There is a trend in modern literature to have recourse to the use of certain things or elements to represent or mark certain aspects or matters. The particular thing is the 'symbol ' that,  out of its apparent form or sense, carries a deeper meaning. Thus, ' a rose' may well be used to indicate beauty,  'white ' of 'purity '. These symbols may be used to indicate beauty and purity respectively. Similarly,  any other element may be dexterously exploited symbolically by an author to express his or her point of view or a certain shade of life, of course in a highly sophisticated manner. This trend is popularised as symbolism. This is a distinct feature, particularly in modern English poetry. The English poetic recourse to symbolism is remarkably patent in Eliot's The Waste Land, his Ariel Poems, and a good many poems of W.B. Yeats.

Symbolism definitely leads to intricacy, but,  at the same time, this proves engaging in the communication or manifestation of certain poets or elements in a distinctly sophisticated manner. Such a symbolic manner enhances the impressiveness and the literary quality of the work concerned.
------------------------------------------------
### SET TASKS
A: Rewrite the passage on literary symbolism starting at "There is a trend" and ending at "of W.B. Yeats.", changing "rose" to "lily".
B: Which works does the passage on literary symbolism name as clear examples of the English poetic recourse to symbolism?

### ROWS
------------------------------------------------
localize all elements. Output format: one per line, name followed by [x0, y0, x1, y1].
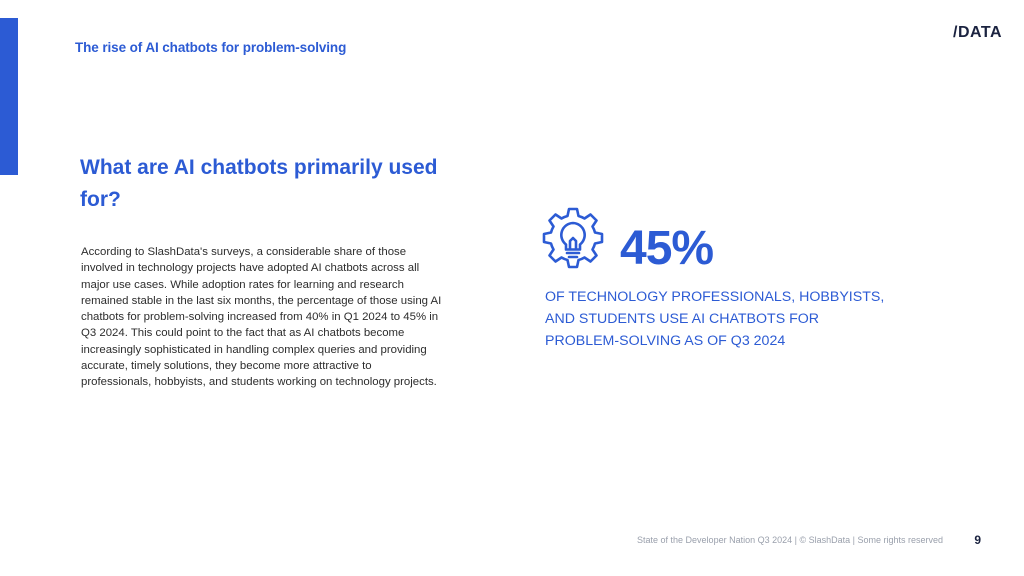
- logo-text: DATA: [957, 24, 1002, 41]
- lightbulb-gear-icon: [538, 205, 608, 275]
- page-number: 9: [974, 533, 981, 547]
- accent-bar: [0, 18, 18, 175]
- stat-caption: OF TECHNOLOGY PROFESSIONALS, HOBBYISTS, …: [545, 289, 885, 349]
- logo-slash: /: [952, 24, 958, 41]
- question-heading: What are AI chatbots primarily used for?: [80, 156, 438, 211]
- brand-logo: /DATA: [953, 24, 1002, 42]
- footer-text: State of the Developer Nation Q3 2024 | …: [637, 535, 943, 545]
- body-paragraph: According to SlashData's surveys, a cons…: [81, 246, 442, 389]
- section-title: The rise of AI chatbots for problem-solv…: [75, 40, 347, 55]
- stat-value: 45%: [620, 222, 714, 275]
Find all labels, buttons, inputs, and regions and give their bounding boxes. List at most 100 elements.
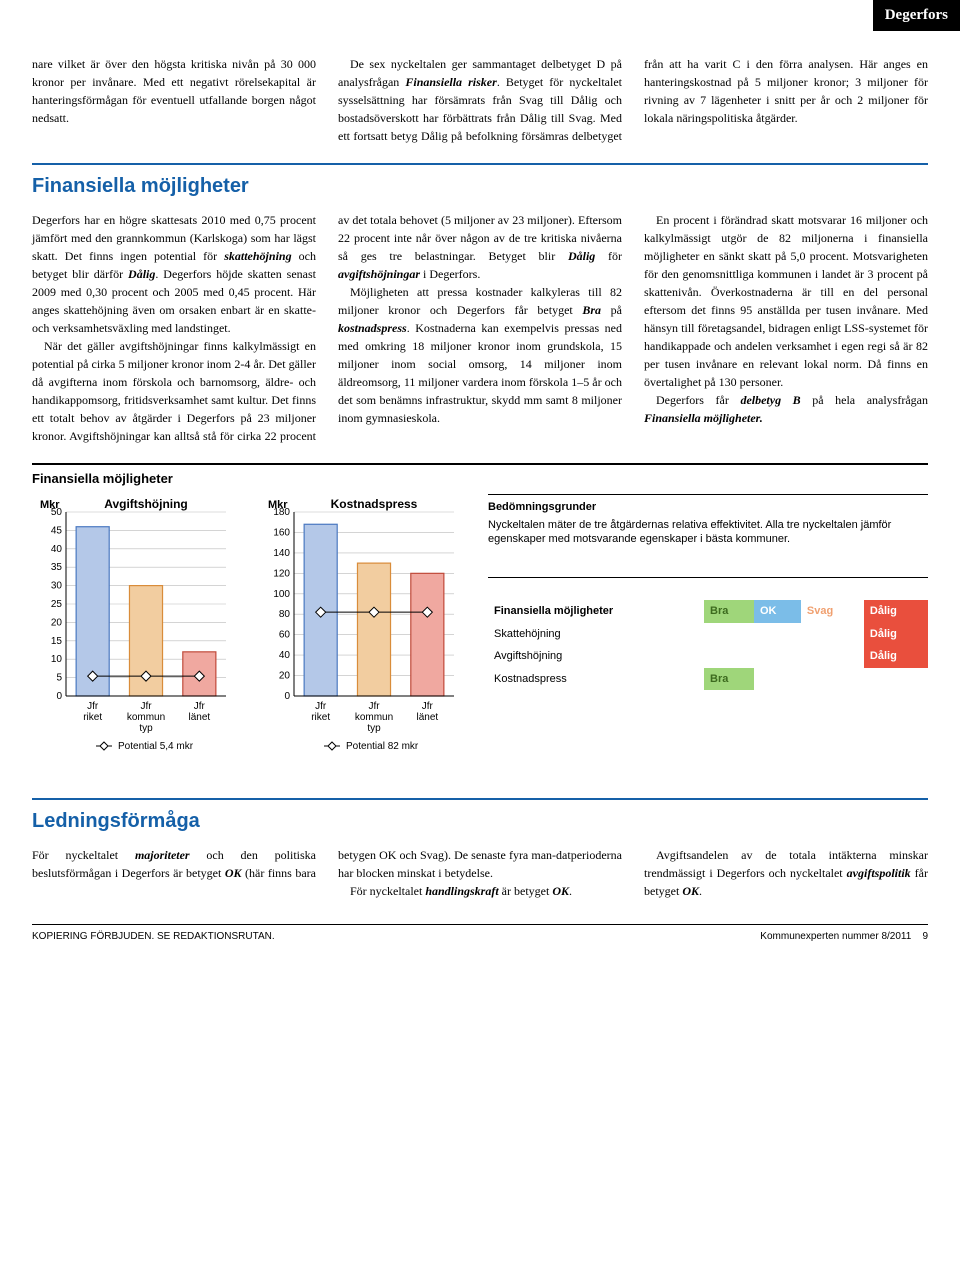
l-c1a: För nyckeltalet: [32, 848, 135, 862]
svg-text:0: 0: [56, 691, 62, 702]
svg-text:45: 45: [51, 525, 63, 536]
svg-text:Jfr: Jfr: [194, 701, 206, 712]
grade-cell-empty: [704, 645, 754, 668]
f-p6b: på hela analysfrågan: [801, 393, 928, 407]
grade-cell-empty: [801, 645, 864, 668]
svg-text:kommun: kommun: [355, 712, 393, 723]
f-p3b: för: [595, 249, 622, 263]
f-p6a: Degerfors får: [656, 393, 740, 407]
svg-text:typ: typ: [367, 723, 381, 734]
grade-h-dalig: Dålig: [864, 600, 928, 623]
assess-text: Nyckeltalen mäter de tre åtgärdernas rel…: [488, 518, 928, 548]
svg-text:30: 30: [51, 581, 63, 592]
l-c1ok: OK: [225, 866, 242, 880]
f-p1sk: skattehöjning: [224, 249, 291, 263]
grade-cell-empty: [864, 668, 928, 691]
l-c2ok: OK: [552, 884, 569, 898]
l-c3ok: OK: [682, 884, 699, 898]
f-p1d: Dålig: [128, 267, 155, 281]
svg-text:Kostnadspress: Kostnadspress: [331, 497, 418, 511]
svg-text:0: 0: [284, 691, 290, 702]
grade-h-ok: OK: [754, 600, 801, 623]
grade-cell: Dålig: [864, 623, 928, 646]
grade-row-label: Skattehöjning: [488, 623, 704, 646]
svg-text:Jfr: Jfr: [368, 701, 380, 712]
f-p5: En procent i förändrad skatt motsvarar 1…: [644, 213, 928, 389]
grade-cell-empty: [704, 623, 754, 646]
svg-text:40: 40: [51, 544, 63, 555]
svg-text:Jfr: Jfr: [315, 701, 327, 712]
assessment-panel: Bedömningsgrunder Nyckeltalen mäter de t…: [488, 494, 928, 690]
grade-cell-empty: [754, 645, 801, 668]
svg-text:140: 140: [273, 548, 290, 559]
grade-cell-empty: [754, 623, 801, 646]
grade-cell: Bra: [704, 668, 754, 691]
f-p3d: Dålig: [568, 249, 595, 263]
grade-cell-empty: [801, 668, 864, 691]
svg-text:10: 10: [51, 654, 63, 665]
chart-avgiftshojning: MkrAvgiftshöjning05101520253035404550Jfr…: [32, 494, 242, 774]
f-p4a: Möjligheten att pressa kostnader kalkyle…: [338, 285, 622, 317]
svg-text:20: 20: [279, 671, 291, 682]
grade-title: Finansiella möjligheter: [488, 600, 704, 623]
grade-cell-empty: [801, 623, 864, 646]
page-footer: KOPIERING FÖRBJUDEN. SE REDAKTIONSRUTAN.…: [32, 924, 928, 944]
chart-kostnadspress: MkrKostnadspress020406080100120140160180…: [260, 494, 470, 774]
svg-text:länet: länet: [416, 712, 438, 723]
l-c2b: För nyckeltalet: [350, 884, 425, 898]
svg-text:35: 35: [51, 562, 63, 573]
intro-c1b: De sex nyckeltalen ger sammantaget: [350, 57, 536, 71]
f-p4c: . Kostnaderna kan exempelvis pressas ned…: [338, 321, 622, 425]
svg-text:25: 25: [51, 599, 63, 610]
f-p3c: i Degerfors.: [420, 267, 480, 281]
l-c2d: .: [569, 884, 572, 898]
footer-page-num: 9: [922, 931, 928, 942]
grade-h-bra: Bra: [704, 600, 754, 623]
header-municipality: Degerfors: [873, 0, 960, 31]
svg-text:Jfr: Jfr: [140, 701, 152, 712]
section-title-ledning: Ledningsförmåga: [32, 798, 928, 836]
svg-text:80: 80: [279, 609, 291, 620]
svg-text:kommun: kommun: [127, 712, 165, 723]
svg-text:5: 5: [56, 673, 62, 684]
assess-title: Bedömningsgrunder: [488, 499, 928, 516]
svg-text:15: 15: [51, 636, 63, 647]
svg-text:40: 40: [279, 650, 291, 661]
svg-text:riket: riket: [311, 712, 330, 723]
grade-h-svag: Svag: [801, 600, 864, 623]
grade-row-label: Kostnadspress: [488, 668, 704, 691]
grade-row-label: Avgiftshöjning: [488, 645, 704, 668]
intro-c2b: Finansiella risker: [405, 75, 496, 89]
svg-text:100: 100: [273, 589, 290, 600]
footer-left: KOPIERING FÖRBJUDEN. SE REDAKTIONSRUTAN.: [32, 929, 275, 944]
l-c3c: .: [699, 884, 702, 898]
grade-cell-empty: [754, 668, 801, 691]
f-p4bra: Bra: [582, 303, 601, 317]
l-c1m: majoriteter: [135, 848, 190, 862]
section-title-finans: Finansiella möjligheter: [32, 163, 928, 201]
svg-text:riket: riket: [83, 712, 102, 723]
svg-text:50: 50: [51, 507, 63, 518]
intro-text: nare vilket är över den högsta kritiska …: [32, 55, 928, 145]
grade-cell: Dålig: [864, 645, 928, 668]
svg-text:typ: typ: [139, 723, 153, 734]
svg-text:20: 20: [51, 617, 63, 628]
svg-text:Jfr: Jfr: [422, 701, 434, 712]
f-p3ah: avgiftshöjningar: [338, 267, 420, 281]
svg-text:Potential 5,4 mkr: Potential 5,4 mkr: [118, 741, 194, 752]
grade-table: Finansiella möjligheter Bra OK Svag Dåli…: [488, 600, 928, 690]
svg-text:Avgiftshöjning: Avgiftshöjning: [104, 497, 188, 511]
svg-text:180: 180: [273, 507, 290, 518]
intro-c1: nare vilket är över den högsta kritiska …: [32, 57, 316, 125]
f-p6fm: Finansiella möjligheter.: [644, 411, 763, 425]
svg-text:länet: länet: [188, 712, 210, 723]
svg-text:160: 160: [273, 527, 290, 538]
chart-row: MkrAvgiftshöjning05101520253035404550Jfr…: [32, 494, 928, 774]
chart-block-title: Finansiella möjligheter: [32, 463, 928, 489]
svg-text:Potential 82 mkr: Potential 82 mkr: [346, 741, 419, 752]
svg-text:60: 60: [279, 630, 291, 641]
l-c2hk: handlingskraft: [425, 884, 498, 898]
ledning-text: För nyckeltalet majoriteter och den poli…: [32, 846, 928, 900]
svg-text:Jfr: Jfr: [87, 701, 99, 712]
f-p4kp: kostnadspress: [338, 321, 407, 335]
------------------------------------------------
### PER-TASK OUTPUTS
A:
There is a trend in modern literature to have recourse to the use of certain things or elements to represent or mark certain aspects or matters. The particular thing is the 'symbol ' that,  out of its apparent form or sense, carries a deeper meaning. Thus, ' a lily' may well be used to indicate beauty,  'white ' of 'purity '. These symbols may be used to indicate beauty and purity respectively. Similarly,  any other element may be dexterously exploited symbolically by an author to express his or her point of view or a certain shade of life, of course in a highly sophisticated manner. This trend is popularised as symbolism. This is a distinct feature, particularly in modern English poetry. The English poetic recourse to symbolism is remarkably patent in Eliot's The Waste Land, his Ariel Poems, and a good many poems of W.B. Yeats.

B: Eliot's The Waste Land, his Ariel Poems, and a good many poems of W.B. Yeats.